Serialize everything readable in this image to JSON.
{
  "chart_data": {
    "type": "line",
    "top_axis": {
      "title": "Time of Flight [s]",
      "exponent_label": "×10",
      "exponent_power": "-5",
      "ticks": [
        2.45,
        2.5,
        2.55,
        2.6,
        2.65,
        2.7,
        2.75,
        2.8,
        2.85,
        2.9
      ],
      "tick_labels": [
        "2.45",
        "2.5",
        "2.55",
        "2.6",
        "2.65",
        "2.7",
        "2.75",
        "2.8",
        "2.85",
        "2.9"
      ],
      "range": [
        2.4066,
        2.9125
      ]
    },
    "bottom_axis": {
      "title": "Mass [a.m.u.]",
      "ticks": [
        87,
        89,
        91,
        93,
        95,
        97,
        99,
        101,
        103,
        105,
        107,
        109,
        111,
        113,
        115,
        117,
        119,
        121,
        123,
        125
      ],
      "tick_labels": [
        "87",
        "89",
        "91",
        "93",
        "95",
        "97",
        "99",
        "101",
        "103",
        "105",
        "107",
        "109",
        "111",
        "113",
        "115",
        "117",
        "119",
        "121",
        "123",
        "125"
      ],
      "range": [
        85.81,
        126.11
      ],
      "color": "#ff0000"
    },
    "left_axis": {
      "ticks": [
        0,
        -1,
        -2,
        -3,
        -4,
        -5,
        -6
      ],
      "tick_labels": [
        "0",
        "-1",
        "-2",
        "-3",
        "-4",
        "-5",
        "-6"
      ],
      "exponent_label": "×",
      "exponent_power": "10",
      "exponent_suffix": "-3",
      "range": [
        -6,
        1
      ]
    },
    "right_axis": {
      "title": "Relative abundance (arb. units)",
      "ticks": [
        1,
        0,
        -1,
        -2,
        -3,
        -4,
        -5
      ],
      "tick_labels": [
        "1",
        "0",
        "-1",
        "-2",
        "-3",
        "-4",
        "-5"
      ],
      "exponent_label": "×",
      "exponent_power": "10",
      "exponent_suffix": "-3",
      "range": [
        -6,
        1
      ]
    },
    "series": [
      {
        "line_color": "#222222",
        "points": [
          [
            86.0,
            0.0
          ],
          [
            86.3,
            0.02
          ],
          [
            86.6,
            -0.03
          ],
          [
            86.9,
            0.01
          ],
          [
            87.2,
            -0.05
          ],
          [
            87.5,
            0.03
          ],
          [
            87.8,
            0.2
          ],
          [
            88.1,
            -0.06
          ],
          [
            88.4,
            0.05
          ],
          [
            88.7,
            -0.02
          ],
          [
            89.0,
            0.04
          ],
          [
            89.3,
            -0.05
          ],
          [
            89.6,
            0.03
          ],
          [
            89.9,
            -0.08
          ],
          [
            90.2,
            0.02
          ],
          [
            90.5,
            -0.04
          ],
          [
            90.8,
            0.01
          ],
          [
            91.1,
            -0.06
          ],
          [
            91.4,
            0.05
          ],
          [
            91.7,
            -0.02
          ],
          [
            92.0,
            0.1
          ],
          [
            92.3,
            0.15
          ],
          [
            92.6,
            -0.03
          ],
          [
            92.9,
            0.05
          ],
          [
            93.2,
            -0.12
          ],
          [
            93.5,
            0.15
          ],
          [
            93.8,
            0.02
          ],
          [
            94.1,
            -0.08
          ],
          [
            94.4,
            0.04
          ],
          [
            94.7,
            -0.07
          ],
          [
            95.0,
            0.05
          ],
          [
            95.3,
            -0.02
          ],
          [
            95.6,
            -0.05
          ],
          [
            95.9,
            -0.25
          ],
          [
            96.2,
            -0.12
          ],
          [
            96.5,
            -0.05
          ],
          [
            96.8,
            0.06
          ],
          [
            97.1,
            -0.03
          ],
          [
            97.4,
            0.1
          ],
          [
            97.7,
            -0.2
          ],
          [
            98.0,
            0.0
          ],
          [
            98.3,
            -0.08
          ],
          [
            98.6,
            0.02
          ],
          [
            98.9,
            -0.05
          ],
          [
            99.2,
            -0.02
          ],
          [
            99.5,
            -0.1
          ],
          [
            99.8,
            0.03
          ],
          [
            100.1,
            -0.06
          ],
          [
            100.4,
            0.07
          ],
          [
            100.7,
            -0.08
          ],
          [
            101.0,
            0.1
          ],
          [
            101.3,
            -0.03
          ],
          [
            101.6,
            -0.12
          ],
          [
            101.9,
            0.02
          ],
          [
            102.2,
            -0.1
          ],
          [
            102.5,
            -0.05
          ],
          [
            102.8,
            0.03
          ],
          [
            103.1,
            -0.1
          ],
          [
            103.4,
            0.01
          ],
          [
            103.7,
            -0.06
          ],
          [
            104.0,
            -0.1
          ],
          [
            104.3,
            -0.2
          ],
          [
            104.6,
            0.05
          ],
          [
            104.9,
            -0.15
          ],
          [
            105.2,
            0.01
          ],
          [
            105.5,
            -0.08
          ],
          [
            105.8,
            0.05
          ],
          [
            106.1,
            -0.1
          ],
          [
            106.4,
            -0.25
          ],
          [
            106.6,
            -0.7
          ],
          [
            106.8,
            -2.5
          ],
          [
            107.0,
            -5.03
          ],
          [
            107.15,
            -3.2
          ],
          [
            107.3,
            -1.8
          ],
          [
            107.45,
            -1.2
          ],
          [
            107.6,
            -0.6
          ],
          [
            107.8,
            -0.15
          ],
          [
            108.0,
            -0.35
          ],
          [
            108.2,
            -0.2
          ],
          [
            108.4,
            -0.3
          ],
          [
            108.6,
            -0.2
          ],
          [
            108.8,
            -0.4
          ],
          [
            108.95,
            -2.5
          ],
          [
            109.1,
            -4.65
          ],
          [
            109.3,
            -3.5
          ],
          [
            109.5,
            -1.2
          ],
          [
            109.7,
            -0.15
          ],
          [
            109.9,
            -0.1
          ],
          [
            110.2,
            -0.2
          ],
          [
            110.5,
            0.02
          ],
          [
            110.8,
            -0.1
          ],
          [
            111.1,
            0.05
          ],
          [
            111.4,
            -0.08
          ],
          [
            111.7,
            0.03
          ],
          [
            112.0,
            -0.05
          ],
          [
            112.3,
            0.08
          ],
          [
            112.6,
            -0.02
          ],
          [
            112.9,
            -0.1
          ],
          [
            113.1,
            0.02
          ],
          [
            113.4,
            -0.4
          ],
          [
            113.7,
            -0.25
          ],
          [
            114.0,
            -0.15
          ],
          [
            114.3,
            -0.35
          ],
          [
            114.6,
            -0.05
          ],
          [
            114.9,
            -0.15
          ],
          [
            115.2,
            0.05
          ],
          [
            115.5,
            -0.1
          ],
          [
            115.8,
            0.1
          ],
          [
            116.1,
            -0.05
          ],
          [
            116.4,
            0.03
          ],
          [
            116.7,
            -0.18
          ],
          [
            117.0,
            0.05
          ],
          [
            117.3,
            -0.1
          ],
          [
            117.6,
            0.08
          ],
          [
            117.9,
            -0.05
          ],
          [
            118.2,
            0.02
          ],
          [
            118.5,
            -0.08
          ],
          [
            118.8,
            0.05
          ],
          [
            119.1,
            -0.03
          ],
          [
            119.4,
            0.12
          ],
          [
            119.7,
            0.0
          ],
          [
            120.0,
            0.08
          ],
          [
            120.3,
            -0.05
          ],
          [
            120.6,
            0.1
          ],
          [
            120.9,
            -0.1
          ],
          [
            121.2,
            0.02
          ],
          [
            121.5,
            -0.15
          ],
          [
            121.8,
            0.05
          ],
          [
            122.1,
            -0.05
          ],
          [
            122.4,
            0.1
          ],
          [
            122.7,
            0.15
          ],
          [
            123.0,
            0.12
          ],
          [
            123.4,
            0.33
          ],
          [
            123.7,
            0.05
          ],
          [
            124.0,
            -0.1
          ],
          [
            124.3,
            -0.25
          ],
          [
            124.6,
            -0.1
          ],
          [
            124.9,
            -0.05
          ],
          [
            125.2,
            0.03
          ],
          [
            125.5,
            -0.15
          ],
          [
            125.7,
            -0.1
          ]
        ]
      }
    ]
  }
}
= = =
## Problem details
Using the listing above, gather each line that holds the string "title" and copy it.

## Exercise answer
      "title": "Time of Flight [s]",
      "title": "Mass [a.m.u.]",
      "title": "Relative abundance (arb. units)",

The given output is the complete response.